INSTRUCTIONS TO FOLLOW
List all lines of the data that include the string "tissue".

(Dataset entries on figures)
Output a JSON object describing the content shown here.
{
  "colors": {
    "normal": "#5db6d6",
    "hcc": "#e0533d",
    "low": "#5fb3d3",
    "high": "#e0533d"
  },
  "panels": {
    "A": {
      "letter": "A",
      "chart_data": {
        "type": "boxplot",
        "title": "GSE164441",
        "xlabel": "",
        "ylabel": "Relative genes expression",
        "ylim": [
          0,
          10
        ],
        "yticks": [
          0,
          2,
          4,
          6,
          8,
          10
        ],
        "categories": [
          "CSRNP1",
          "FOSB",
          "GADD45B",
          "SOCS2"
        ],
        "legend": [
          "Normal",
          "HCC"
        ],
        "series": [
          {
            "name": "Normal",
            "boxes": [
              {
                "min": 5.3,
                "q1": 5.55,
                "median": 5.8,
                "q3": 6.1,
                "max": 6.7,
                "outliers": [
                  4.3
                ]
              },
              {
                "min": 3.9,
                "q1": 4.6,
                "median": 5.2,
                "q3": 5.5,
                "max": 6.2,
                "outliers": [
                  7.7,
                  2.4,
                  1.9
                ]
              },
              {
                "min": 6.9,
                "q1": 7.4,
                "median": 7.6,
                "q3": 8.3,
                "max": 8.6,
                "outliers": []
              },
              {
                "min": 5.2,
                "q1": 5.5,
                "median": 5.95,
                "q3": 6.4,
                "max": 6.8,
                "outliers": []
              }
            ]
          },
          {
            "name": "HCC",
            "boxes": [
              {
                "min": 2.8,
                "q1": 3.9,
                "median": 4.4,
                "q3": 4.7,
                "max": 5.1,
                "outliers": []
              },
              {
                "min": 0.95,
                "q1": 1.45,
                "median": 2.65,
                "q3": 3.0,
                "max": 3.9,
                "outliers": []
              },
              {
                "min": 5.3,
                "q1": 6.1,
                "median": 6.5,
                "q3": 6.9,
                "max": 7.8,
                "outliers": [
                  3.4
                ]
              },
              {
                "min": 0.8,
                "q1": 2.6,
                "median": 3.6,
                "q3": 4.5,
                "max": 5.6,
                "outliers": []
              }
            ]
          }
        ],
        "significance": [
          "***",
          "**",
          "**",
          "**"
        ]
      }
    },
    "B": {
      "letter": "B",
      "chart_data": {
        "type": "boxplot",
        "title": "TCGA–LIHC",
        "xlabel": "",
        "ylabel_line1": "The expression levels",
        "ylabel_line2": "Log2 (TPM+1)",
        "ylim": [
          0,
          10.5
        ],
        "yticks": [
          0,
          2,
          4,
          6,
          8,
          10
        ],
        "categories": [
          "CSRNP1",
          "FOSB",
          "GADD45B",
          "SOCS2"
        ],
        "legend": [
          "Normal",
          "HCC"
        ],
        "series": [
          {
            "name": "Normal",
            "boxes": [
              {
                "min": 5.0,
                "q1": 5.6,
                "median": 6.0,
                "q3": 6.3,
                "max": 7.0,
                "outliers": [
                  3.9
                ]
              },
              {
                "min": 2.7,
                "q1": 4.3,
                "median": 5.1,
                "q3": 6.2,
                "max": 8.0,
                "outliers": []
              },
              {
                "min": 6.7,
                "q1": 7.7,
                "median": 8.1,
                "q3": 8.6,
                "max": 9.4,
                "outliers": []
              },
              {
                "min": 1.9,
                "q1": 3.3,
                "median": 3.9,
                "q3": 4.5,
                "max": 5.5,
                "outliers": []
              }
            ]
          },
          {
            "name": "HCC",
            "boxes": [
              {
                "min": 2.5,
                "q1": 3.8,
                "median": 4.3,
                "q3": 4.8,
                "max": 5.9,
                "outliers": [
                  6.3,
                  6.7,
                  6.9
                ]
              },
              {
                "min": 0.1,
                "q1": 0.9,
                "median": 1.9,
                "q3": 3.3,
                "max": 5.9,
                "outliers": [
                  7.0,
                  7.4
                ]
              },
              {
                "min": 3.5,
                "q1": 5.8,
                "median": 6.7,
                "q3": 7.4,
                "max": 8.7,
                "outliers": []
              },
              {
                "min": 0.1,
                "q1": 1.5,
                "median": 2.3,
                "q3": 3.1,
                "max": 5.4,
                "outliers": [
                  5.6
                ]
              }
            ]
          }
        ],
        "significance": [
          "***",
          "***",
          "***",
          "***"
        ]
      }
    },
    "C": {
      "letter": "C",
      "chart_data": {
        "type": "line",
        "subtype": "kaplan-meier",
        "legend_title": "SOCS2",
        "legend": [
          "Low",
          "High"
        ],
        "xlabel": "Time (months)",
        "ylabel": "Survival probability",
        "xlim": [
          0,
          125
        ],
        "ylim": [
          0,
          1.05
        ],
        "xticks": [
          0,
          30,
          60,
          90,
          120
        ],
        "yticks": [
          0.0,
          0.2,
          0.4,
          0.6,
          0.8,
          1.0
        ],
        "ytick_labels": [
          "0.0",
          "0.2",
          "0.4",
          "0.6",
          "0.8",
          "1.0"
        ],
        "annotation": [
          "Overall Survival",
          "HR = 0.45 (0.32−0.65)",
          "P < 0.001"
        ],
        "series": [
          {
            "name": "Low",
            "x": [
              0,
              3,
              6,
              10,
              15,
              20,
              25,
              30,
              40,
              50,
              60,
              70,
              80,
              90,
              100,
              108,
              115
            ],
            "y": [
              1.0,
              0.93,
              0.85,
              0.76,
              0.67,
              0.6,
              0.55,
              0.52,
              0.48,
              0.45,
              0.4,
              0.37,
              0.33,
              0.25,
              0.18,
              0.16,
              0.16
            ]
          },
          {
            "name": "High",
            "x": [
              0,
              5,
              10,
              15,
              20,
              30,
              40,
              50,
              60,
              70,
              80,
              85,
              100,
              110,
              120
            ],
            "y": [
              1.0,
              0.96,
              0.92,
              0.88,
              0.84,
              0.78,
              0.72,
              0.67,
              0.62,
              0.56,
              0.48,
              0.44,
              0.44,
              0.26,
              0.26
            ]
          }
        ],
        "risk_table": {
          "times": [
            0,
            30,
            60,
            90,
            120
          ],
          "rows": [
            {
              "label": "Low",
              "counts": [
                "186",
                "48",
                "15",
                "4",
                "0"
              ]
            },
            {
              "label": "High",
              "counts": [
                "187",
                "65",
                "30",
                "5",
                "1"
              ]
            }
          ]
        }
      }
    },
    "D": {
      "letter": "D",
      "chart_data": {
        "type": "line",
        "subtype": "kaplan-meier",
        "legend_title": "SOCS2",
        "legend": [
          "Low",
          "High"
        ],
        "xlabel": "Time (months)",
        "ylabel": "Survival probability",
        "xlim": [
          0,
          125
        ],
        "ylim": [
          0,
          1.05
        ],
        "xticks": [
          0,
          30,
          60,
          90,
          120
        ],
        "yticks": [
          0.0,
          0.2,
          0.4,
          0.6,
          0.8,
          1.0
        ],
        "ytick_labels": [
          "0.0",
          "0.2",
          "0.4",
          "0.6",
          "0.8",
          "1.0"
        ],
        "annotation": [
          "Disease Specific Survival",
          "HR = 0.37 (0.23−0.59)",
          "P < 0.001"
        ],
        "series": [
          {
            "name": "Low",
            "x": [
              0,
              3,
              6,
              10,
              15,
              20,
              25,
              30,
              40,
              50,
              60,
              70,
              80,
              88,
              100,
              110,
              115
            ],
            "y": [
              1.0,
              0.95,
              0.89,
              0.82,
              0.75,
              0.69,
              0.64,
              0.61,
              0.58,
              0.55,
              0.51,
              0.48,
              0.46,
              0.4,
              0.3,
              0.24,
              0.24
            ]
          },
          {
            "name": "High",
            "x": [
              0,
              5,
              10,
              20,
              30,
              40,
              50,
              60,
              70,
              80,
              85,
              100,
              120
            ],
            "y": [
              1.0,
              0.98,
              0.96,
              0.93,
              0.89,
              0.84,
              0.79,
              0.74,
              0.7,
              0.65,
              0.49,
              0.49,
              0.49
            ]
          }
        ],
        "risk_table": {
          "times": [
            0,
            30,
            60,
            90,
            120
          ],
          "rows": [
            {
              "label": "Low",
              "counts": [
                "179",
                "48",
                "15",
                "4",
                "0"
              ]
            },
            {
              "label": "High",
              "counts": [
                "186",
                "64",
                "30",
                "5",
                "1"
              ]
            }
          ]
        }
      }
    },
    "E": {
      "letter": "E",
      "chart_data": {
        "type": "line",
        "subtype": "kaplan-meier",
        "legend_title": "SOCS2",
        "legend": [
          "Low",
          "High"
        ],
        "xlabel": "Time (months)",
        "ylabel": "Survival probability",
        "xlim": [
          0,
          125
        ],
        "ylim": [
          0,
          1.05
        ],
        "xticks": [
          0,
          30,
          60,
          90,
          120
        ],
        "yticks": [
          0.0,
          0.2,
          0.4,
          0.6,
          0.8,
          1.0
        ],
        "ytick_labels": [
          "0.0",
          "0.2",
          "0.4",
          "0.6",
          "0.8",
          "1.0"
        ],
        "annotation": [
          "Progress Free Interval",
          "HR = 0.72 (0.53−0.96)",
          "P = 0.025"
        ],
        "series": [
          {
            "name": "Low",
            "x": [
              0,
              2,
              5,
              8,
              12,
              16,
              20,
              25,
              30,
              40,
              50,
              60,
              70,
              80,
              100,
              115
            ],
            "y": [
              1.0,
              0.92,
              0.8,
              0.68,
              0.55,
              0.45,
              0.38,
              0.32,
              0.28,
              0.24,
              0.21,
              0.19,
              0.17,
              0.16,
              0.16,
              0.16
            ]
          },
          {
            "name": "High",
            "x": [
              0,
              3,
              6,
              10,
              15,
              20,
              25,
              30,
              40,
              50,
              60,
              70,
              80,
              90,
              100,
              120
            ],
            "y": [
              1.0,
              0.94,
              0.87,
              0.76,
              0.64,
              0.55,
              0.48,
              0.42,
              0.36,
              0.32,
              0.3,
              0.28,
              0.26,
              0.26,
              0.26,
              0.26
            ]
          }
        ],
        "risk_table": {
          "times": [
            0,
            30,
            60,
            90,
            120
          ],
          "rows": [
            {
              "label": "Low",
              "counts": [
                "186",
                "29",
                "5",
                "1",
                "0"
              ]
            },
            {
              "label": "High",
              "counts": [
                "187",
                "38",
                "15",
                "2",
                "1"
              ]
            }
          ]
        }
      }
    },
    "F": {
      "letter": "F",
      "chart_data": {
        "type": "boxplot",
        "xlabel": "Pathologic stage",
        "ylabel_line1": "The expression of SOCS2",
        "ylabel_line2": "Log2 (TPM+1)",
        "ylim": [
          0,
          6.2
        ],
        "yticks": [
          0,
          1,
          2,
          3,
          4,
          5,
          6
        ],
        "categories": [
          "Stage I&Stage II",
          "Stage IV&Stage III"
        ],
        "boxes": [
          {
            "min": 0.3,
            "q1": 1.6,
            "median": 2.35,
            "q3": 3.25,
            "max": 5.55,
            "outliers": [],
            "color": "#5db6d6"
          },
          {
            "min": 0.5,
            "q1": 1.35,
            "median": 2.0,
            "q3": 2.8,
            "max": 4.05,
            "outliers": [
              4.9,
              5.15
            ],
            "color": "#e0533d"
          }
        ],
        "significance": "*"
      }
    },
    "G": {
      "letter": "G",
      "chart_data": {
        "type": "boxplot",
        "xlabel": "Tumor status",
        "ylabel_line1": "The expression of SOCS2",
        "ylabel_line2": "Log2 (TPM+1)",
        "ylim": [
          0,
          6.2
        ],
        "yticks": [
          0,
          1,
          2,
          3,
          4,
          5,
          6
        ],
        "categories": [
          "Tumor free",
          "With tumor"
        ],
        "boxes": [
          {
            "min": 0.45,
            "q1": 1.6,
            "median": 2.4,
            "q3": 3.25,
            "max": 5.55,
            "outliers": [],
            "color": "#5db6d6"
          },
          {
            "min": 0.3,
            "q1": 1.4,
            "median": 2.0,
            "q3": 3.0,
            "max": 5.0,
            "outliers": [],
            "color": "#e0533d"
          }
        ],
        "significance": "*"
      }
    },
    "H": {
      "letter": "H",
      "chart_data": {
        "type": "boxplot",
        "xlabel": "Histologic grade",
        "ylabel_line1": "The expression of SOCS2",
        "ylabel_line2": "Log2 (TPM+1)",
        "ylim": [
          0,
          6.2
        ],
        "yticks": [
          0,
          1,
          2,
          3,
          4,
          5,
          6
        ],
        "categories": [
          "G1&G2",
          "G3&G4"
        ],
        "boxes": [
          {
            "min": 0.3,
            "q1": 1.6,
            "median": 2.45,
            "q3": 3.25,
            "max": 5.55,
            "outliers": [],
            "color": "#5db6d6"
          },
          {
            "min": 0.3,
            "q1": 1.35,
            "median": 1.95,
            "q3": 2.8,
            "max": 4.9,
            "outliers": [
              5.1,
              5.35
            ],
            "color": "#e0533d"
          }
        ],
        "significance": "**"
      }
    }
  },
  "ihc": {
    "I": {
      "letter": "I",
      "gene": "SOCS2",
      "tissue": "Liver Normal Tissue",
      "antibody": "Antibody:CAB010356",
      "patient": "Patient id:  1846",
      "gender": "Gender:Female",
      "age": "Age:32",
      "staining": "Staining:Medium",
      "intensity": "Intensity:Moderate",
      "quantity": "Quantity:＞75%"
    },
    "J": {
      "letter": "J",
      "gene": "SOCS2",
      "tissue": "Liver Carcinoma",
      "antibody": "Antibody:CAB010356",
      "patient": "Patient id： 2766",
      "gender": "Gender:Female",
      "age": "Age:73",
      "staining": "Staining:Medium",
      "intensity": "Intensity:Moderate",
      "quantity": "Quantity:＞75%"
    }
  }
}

RESULT OF THE TASK
      "tissue": "Liver Normal Tissue",
      "tissue": "Liver Carcinoma",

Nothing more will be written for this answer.